--- RECORDS FOR THE TASK ---
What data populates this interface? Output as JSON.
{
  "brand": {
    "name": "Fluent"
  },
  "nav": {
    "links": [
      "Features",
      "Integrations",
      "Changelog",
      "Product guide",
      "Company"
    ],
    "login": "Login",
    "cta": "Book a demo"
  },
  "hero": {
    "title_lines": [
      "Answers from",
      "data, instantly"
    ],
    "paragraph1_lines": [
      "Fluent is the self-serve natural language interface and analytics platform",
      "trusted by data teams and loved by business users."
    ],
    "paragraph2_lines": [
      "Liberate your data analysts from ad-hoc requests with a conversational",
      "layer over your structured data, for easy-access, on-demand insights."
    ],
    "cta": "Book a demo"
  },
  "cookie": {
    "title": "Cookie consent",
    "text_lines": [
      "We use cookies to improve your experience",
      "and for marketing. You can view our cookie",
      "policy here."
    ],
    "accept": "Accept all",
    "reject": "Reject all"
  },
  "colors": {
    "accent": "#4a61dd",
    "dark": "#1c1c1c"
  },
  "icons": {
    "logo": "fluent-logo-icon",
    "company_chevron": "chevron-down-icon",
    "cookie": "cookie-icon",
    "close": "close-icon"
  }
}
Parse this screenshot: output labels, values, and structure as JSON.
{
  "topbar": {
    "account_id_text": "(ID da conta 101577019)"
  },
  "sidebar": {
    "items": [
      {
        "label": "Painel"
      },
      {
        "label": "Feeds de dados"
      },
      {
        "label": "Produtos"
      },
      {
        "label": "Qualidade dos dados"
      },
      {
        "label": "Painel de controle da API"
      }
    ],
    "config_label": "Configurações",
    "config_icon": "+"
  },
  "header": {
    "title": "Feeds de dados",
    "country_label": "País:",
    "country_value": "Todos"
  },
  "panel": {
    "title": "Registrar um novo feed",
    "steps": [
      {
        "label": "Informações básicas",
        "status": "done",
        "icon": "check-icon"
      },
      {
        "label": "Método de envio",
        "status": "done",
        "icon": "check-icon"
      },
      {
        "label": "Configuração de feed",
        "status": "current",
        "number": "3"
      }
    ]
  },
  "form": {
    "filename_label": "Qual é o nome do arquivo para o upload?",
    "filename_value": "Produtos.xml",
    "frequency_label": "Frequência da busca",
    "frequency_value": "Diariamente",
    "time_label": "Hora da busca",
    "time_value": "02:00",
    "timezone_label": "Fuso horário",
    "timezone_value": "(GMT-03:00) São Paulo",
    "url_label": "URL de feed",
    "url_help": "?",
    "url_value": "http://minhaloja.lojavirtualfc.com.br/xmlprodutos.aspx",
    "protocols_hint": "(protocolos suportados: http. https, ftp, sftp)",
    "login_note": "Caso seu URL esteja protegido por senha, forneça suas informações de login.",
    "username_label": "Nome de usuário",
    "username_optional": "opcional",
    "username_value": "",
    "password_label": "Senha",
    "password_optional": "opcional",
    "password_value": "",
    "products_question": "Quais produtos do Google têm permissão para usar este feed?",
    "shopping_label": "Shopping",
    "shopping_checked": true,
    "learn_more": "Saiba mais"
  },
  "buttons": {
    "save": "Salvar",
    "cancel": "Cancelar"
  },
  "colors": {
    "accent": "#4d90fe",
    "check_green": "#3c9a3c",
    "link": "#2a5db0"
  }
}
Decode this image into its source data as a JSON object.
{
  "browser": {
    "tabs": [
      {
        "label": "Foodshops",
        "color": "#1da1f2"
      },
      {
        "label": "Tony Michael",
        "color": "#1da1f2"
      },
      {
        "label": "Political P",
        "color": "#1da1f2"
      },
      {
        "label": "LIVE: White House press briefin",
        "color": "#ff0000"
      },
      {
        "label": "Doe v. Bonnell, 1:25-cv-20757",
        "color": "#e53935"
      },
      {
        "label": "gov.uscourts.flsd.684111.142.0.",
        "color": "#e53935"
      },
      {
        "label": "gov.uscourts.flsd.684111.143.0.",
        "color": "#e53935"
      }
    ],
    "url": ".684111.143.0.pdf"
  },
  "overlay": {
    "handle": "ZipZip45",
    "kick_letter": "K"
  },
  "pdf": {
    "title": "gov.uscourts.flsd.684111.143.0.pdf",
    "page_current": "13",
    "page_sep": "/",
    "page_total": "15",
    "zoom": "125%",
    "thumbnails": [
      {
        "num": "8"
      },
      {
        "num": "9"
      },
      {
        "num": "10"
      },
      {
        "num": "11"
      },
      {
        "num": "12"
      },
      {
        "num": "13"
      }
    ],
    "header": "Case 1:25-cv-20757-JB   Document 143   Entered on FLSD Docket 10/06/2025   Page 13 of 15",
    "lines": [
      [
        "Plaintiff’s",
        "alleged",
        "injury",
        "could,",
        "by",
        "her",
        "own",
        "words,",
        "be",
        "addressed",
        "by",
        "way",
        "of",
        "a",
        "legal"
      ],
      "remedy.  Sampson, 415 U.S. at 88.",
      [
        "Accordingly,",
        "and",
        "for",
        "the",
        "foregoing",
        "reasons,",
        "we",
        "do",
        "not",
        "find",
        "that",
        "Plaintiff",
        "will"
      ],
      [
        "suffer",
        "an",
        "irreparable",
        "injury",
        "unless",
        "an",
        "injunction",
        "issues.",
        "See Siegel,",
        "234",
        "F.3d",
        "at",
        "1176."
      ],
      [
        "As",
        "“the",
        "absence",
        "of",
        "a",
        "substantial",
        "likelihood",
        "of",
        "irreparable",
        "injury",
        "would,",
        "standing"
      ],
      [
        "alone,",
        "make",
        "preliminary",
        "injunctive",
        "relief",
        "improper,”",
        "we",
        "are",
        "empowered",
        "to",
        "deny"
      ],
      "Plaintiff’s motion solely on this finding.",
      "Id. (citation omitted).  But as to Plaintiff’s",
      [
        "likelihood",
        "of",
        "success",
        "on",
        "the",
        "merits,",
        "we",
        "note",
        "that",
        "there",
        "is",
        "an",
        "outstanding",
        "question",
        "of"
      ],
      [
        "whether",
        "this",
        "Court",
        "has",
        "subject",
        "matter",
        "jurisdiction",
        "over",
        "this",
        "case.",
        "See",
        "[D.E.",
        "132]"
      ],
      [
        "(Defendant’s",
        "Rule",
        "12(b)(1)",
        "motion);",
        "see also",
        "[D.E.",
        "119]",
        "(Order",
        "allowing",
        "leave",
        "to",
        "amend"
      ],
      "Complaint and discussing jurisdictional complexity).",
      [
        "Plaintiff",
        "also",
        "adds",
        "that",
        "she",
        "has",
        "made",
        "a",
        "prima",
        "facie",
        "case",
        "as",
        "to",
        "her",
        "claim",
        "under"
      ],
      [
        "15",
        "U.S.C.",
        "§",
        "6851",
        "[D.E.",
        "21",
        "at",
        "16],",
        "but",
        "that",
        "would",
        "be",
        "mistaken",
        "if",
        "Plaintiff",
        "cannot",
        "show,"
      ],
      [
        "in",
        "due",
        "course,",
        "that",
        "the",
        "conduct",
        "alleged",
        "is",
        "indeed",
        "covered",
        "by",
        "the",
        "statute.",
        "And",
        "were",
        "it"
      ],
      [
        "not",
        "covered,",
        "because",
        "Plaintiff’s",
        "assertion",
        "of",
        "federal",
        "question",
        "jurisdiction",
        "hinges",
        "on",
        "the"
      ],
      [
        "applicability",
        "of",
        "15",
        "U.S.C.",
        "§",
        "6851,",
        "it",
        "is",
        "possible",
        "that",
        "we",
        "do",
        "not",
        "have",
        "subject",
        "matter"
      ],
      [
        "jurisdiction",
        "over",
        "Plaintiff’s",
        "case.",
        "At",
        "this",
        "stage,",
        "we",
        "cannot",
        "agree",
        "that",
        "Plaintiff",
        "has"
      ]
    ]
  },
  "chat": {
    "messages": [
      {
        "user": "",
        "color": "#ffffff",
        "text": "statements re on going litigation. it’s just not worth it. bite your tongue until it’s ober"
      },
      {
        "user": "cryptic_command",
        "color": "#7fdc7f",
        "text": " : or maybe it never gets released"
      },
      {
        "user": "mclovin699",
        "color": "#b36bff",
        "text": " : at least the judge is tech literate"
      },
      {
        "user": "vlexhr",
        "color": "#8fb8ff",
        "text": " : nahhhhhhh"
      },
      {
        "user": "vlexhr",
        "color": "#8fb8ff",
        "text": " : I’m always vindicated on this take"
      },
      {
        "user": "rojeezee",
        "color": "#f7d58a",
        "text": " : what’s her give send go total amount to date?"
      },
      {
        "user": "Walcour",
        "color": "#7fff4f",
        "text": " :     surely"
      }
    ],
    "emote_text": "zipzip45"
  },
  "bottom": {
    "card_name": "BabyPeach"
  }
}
---
**DIRECTIONS FOR THIS TASK:** From the data above, copy each line that holds "dados".

**ANSWER IN FULL:**
        "label": "Feeds de dados"
        "label": "Qualidade dos dados"
    "title": "Feeds de dados",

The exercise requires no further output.